Without changing a character, return the entries, but not the images they hold.

**Data for processing:**
══════════
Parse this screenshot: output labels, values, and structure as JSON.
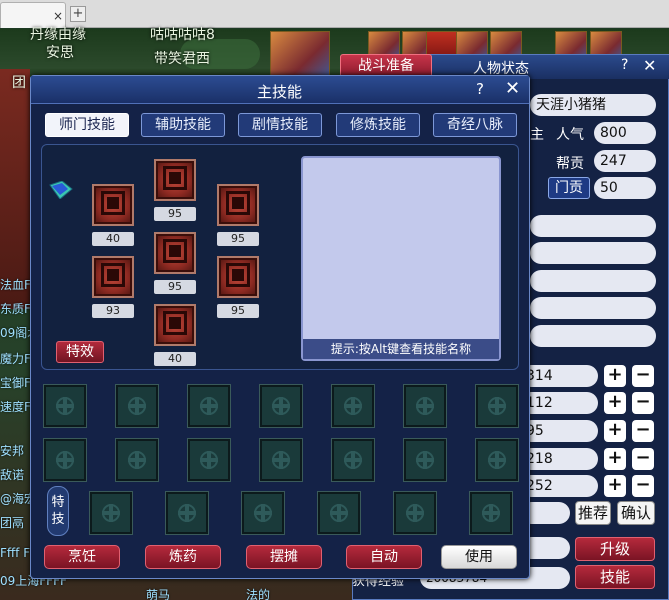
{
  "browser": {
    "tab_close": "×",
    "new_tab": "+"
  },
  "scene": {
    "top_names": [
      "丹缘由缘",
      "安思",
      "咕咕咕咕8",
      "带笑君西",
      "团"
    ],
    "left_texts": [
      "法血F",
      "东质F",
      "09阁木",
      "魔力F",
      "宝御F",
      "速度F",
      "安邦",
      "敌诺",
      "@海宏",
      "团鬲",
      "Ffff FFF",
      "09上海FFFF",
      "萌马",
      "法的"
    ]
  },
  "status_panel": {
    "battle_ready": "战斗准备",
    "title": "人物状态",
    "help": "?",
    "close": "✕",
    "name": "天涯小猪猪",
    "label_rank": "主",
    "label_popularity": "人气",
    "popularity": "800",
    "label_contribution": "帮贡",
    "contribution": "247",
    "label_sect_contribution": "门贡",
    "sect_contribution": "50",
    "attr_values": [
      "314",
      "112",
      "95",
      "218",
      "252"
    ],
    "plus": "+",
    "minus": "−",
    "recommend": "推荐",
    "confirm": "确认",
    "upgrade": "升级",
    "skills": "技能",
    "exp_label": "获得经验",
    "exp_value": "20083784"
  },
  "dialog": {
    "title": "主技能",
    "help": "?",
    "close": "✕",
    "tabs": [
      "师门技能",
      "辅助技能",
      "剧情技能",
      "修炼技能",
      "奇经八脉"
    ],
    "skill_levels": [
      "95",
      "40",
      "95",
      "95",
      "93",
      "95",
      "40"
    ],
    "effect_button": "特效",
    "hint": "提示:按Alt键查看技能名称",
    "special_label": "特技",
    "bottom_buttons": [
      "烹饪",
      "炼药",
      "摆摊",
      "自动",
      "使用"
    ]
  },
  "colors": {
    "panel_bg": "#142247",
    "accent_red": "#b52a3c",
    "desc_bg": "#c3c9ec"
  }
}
══════════
**Expected output:**
Parse this screenshot: output labels, values, and structure as JSON.
{
  "browser": {
    "tab_close": "×",
    "new_tab": "+"
  },
  "scene": {
    "top_names": [
      "丹缘由缘",
      "安思",
      "咕咕咕咕8",
      "带笑君西",
      "团"
    ],
    "left_texts": [
      "法血F",
      "东质F",
      "09阁木",
      "魔力F",
      "宝御F",
      "速度F",
      "安邦",
      "敌诺",
      "@海宏",
      "团鬲",
      "Ffff FFF",
      "09上海FFFF",
      "萌马",
      "法的"
    ]
  },
  "status_panel": {
    "battle_ready": "战斗准备",
    "title": "人物状态",
    "help": "?",
    "close": "✕",
    "name": "天涯小猪猪",
    "label_rank": "主",
    "label_popularity": "人气",
    "popularity": "800",
    "label_contribution": "帮贡",
    "contribution": "247",
    "label_sect_contribution": "门贡",
    "sect_contribution": "50",
    "attr_values": [
      "314",
      "112",
      "95",
      "218",
      "252"
    ],
    "plus": "+",
    "minus": "−",
    "recommend": "推荐",
    "confirm": "确认",
    "upgrade": "升级",
    "skills": "技能",
    "exp_label": "获得经验",
    "exp_value": "20083784"
  },
  "dialog": {
    "title": "主技能",
    "help": "?",
    "close": "✕",
    "tabs": [
      "师门技能",
      "辅助技能",
      "剧情技能",
      "修炼技能",
      "奇经八脉"
    ],
    "skill_levels": [
      "95",
      "40",
      "95",
      "95",
      "93",
      "95",
      "40"
    ],
    "effect_button": "特效",
    "hint": "提示:按Alt键查看技能名称",
    "special_label": "特技",
    "bottom_buttons": [
      "烹饪",
      "炼药",
      "摆摊",
      "自动",
      "使用"
    ]
  },
  "colors": {
    "panel_bg": "#142247",
    "accent_red": "#b52a3c",
    "desc_bg": "#c3c9ec"
  }
}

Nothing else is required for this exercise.